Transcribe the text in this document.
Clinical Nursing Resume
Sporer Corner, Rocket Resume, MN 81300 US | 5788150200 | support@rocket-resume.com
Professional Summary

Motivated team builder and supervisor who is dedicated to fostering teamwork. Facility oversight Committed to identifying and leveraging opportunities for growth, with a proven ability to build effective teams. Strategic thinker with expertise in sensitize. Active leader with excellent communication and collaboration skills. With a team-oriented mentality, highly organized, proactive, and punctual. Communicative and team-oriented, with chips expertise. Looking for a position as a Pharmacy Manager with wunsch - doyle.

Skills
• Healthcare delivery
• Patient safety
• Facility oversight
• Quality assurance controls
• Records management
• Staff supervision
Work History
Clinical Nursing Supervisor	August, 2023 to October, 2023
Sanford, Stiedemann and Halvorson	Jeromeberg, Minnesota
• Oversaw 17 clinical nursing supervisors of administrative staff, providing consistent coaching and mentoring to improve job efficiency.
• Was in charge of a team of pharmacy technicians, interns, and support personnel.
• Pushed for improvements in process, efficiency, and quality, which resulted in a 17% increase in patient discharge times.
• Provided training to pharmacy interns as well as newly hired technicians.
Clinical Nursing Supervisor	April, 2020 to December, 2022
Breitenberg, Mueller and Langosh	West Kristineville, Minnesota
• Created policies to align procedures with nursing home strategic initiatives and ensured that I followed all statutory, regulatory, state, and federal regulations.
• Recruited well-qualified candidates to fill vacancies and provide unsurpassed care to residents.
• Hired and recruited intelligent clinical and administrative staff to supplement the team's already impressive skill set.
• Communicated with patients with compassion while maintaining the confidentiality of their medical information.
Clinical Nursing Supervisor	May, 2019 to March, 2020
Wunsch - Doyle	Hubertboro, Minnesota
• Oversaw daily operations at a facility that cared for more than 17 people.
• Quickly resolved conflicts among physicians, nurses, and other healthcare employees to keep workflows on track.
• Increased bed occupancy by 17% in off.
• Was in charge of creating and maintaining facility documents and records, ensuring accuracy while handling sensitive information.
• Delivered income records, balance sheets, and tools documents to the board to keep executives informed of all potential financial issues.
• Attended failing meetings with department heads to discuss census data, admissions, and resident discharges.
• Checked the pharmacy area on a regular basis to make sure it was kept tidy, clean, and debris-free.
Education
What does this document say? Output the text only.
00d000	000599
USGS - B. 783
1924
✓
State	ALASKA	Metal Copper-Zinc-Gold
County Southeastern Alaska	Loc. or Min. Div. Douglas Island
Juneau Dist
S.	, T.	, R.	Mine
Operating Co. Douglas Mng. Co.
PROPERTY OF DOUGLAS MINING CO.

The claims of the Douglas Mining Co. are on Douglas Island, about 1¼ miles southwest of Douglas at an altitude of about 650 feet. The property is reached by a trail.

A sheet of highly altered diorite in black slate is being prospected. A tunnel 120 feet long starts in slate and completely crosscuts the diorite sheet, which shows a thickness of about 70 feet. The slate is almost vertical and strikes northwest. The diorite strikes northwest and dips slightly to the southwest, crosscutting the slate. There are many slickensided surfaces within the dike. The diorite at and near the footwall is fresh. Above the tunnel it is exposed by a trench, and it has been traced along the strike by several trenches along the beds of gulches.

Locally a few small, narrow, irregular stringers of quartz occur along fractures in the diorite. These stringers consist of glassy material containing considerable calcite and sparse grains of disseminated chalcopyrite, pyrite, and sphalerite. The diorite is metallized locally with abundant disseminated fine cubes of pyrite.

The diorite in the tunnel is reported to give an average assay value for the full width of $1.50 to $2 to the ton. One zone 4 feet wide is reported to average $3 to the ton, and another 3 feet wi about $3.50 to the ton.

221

::::::

• [YOUR TASK]:
Gather all lines from the listing above in which "that" occurs.

• [SOLUTION TO THIS EXERCISE]:
• Created policies to align procedures with nursing home strategic initiatives and ensured that I followed all statutory, regulatory, state, and federal regulations.
• Oversaw daily operations at a facility that cared for more than 17 people.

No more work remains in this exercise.